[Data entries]
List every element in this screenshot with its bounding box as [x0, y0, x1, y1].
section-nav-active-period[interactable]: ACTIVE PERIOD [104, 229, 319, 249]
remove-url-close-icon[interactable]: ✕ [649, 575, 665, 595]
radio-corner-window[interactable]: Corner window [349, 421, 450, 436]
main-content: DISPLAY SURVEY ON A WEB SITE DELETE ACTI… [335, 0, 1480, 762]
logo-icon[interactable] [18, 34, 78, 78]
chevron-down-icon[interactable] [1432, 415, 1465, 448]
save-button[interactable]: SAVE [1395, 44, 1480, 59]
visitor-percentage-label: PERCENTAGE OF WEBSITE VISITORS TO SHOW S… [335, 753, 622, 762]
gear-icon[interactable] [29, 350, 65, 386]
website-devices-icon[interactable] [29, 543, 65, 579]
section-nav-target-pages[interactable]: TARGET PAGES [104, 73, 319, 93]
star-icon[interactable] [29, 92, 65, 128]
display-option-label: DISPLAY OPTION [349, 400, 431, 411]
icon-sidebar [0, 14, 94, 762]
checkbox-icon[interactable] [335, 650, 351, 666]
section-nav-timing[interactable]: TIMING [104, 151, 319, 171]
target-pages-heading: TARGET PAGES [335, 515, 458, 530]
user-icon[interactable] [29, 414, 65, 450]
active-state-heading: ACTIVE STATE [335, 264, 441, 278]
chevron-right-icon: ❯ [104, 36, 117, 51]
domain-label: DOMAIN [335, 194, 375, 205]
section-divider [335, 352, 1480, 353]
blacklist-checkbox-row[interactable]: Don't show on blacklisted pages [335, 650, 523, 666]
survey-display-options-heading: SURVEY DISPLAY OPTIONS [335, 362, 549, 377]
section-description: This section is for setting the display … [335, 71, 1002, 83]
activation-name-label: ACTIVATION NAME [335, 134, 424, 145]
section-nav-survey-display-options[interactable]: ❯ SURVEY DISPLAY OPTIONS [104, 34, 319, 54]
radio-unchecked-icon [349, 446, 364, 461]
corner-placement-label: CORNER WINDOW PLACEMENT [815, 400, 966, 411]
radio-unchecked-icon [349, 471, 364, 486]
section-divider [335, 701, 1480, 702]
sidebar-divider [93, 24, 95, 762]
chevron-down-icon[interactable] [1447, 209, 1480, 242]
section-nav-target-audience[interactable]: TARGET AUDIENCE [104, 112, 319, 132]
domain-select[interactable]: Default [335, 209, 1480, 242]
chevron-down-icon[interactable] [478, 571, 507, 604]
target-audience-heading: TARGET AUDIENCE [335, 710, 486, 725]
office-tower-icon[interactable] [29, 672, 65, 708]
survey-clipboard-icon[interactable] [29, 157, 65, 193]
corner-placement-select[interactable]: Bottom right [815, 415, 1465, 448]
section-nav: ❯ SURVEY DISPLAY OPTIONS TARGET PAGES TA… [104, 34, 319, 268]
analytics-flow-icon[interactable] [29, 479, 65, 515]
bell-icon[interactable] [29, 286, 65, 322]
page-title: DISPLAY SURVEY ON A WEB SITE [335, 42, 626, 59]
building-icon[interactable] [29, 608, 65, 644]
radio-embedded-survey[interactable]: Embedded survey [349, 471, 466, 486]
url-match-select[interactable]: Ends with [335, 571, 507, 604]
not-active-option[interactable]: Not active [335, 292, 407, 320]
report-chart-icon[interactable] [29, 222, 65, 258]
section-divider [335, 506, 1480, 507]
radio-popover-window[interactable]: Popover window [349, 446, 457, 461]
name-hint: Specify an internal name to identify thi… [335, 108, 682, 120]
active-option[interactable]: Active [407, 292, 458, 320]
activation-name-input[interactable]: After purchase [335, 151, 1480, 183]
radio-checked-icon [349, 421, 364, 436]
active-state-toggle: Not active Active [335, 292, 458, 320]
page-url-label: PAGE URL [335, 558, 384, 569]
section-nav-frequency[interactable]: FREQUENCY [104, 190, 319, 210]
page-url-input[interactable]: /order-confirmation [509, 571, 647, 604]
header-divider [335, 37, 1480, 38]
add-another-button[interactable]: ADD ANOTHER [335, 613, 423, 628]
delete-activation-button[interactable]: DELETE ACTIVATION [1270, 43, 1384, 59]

■ **What you need to do**
Copy the lines verbatim, beginning at the first line and stopping after the line that contains "blacklist-checkbox-row[interactable]: Don't show".

■ **Solved problem**
List every element in this screenshot with its bounding box as [x0, y0, x1, y1].
section-nav-active-period[interactable]: ACTIVE PERIOD [104, 229, 319, 249]
remove-url-close-icon[interactable]: ✕ [649, 575, 665, 595]
radio-corner-window[interactable]: Corner window [349, 421, 450, 436]
main-content: DISPLAY SURVEY ON A WEB SITE DELETE ACTI… [335, 0, 1480, 762]
logo-icon[interactable] [18, 34, 78, 78]
chevron-down-icon[interactable] [1432, 415, 1465, 448]
save-button[interactable]: SAVE [1395, 44, 1480, 59]
visitor-percentage-label: PERCENTAGE OF WEBSITE VISITORS TO SHOW S… [335, 753, 622, 762]
gear-icon[interactable] [29, 350, 65, 386]
website-devices-icon[interactable] [29, 543, 65, 579]
section-nav-target-pages[interactable]: TARGET PAGES [104, 73, 319, 93]
star-icon[interactable] [29, 92, 65, 128]
display-option-label: DISPLAY OPTION [349, 400, 431, 411]
icon-sidebar [0, 14, 94, 762]
checkbox-icon[interactable] [335, 650, 351, 666]
section-nav-timing[interactable]: TIMING [104, 151, 319, 171]
target-pages-heading: TARGET PAGES [335, 515, 458, 530]
user-icon[interactable] [29, 414, 65, 450]
active-state-heading: ACTIVE STATE [335, 264, 441, 278]
chevron-right-icon: ❯ [104, 36, 117, 51]
domain-label: DOMAIN [335, 194, 375, 205]
section-divider [335, 352, 1480, 353]
blacklist-checkbox-row[interactable]: Don't show on blacklisted pages [335, 650, 523, 666]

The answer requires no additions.